### STATED GOAL
Look through the material and copy each line holding "frequency".

### THE DATA
>> start

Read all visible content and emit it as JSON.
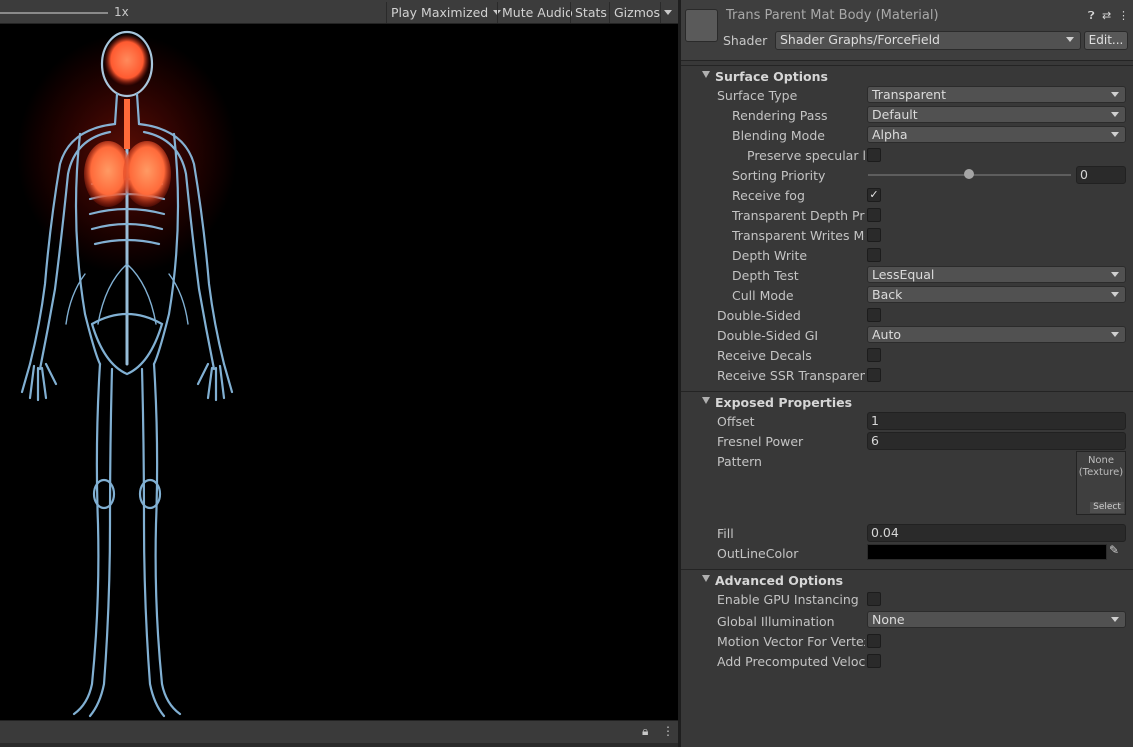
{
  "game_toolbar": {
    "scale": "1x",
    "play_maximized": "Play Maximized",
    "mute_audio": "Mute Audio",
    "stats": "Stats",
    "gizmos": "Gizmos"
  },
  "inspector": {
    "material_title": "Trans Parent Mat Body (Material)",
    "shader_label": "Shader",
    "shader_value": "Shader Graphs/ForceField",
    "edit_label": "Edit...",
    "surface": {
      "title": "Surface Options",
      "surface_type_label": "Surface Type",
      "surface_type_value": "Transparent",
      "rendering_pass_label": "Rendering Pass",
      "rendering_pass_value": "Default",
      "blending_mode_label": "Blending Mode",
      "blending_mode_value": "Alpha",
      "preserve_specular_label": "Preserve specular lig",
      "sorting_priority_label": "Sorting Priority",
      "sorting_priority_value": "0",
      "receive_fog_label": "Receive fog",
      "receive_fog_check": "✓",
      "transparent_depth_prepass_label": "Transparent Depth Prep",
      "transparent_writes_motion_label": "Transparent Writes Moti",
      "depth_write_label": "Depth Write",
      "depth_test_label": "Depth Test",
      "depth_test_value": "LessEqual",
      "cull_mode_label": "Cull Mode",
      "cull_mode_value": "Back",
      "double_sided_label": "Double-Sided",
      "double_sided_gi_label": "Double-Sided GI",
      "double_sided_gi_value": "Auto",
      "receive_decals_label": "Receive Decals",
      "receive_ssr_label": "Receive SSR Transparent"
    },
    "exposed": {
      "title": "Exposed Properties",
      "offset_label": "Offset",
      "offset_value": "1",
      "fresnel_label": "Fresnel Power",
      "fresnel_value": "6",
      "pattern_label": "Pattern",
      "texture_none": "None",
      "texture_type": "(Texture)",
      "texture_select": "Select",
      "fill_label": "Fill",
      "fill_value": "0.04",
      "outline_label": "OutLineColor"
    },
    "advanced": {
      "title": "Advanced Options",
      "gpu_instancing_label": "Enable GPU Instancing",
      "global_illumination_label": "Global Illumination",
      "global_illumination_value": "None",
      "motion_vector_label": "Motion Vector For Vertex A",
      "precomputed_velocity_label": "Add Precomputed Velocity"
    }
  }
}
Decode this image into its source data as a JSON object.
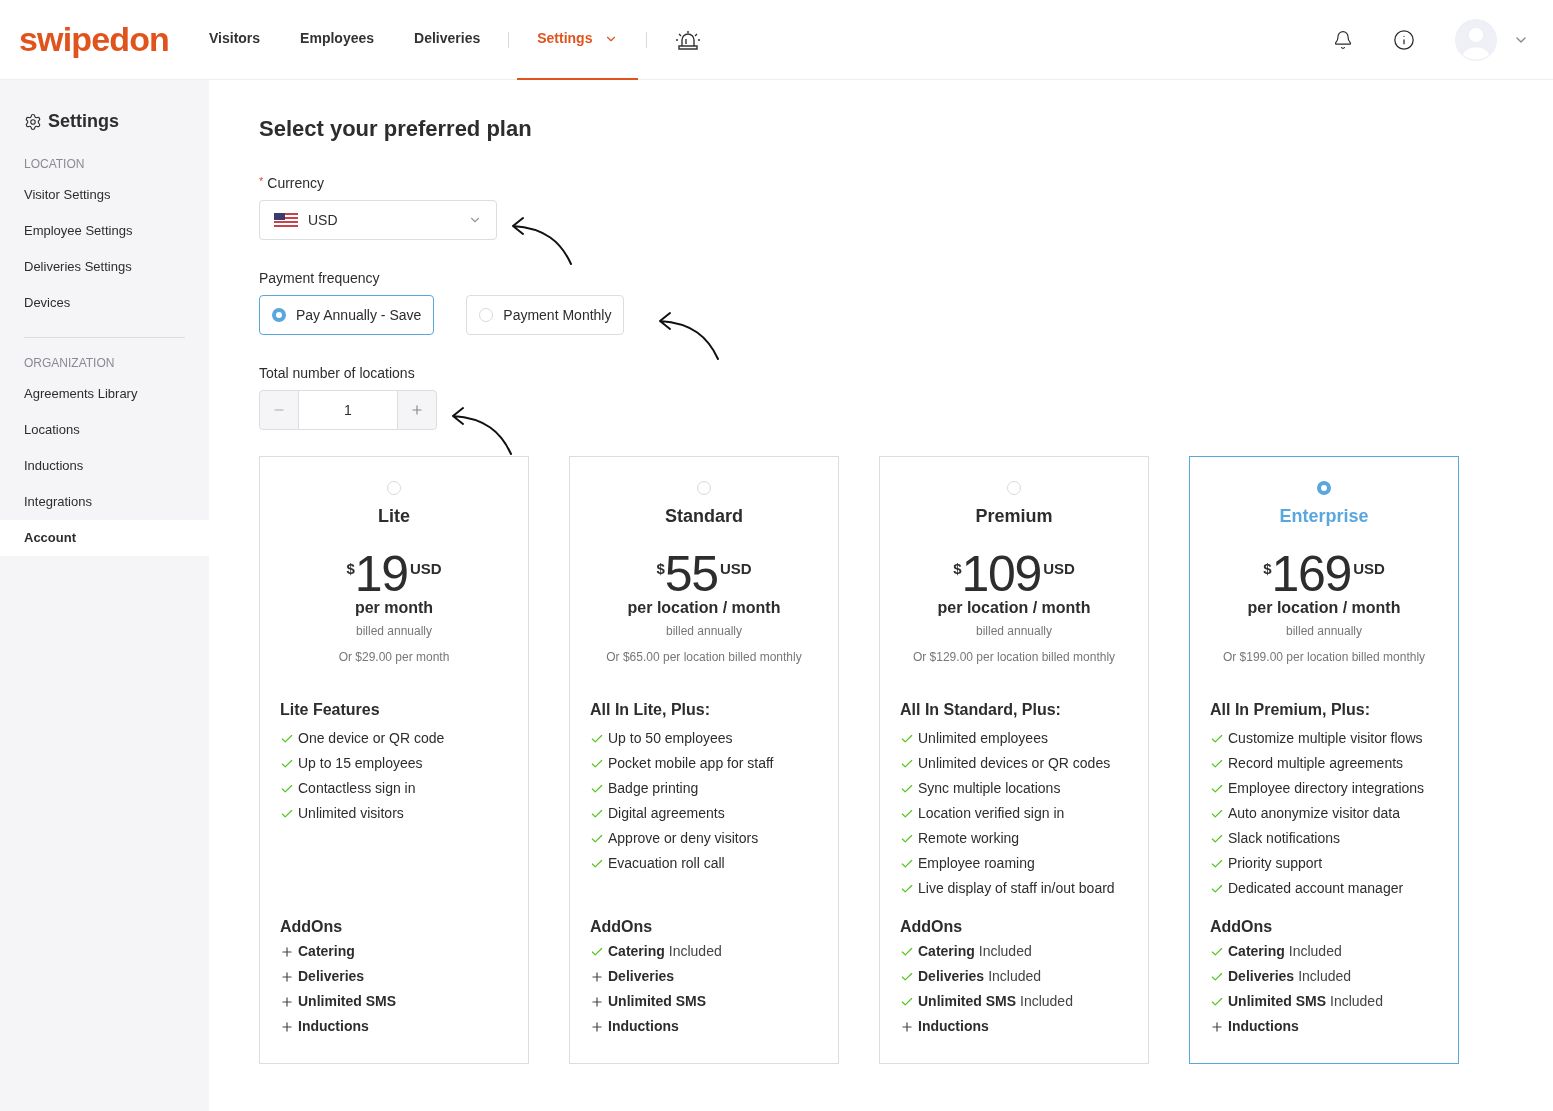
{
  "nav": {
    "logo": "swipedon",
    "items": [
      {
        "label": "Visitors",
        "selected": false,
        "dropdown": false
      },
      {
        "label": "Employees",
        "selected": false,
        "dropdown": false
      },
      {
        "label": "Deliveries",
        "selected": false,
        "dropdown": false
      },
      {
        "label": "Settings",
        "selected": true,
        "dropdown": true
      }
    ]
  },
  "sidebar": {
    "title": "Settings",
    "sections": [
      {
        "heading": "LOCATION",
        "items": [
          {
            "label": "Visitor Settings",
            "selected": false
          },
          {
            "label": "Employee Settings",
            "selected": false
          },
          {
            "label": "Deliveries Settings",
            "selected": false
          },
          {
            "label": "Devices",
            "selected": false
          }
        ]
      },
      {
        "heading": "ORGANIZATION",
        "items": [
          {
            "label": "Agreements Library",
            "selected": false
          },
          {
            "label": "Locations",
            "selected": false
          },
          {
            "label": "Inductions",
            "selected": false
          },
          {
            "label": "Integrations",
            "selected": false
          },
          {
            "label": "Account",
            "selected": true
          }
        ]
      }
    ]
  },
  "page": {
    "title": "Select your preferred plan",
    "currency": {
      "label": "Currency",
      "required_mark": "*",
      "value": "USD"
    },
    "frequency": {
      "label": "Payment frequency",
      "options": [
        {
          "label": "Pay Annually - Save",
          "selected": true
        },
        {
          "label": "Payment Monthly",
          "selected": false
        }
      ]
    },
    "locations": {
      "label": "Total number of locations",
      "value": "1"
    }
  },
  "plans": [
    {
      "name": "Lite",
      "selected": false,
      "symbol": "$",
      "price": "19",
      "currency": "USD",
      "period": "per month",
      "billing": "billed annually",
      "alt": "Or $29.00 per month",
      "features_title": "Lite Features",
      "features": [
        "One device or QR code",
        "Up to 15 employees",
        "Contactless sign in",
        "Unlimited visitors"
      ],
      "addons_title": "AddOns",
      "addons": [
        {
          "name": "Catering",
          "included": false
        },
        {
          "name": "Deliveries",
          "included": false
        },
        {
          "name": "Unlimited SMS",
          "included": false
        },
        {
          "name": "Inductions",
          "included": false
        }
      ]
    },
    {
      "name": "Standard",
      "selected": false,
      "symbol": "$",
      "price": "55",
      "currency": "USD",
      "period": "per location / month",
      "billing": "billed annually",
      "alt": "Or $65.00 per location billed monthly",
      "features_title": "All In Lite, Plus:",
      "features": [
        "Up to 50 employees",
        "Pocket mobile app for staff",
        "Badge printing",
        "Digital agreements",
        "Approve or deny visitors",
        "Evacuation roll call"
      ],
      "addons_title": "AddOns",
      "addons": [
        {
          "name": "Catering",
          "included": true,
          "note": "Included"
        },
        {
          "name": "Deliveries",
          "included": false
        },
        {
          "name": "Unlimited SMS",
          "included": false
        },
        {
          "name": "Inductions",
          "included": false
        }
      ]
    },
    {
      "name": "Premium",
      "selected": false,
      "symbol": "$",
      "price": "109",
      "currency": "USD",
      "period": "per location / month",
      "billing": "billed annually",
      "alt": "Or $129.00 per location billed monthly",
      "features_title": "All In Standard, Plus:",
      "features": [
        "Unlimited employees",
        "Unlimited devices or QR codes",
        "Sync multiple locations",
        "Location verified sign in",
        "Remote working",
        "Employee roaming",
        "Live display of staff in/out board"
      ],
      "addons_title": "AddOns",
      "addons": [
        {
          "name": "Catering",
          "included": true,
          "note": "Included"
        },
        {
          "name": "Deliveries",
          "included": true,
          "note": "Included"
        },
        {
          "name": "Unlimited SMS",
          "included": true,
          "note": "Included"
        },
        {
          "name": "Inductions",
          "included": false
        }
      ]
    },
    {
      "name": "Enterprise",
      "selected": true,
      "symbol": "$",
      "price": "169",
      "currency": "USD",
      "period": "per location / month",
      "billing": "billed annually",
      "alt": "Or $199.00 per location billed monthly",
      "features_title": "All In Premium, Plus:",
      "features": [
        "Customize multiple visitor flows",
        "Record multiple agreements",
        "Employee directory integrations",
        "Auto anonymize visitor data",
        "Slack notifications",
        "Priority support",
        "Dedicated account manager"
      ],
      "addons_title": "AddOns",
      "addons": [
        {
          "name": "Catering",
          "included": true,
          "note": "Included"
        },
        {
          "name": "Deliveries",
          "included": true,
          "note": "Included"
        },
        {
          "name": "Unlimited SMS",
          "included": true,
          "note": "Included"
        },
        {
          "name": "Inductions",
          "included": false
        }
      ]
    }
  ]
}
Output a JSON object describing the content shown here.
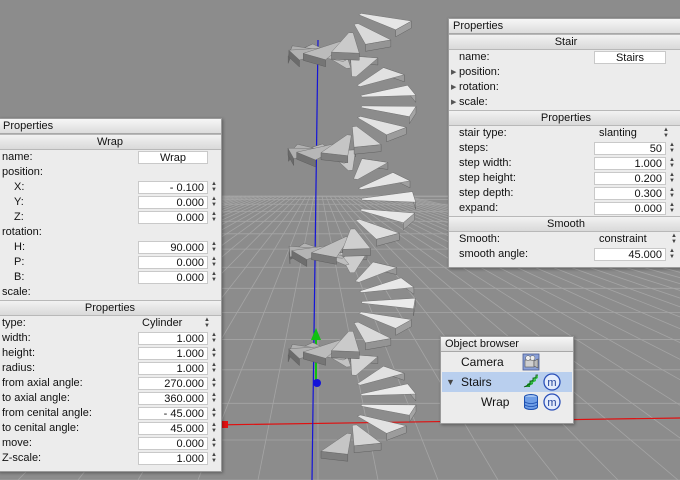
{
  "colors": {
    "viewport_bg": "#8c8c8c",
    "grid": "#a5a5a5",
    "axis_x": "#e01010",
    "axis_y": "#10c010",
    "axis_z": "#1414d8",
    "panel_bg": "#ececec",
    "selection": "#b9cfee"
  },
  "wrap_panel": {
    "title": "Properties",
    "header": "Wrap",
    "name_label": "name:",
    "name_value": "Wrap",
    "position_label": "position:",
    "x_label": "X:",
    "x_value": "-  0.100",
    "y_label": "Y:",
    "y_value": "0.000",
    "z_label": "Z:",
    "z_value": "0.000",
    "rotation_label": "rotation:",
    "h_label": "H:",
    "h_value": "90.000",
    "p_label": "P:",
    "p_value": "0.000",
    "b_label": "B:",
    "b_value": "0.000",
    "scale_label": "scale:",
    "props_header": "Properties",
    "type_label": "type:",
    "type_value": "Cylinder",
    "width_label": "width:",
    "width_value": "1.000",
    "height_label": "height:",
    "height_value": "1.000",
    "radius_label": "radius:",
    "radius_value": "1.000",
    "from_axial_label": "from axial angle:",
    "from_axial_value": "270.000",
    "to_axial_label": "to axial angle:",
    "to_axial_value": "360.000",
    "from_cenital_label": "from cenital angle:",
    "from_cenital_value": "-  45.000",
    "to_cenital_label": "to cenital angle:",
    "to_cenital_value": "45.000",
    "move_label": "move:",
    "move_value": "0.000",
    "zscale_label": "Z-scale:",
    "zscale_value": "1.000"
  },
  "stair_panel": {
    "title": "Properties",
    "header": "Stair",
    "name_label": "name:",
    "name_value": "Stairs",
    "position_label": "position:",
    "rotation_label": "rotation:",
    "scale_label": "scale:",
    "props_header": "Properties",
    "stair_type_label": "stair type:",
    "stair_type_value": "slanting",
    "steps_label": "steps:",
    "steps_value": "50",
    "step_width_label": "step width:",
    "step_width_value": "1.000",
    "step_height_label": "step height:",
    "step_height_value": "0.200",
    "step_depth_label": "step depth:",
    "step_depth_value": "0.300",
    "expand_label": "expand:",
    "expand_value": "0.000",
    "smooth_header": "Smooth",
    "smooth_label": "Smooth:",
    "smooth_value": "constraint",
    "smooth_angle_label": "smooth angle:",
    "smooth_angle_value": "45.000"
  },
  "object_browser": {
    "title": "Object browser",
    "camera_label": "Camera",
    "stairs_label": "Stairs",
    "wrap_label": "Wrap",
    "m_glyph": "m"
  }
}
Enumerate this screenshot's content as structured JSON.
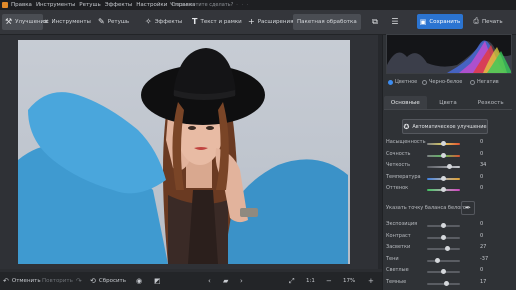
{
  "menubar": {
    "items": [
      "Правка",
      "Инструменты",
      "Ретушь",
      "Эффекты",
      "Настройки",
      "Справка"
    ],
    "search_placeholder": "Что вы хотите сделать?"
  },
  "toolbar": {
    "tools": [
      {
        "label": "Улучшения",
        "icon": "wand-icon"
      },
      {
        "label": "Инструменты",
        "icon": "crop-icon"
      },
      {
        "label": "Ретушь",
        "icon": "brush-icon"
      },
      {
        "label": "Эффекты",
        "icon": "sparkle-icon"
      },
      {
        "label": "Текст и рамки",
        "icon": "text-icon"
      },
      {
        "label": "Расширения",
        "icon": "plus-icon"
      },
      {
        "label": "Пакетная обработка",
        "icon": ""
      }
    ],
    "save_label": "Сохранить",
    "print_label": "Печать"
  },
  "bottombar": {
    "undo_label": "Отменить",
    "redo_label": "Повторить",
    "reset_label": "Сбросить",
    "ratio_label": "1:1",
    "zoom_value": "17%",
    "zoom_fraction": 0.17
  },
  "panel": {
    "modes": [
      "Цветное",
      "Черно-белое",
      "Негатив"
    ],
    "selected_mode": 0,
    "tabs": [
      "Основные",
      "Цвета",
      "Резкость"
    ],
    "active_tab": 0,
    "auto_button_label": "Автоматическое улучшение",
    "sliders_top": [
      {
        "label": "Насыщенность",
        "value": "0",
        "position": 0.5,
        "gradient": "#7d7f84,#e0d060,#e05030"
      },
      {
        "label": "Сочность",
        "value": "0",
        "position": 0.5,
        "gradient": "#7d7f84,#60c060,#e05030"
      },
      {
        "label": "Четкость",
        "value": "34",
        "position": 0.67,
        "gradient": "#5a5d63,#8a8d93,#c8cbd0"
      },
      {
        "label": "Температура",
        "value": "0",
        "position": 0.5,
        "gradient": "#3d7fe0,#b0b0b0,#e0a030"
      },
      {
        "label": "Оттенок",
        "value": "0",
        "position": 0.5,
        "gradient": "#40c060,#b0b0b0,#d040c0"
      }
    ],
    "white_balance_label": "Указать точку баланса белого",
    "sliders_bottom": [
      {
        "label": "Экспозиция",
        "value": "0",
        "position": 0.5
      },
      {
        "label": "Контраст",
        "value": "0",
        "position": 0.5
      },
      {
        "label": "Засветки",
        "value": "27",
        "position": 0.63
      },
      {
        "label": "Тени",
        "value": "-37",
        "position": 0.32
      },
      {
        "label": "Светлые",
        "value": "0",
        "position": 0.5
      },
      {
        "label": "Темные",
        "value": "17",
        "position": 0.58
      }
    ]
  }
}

>> end

### SOLVED PROBLEM
    "frequency": {
      "label": "Payment frequency",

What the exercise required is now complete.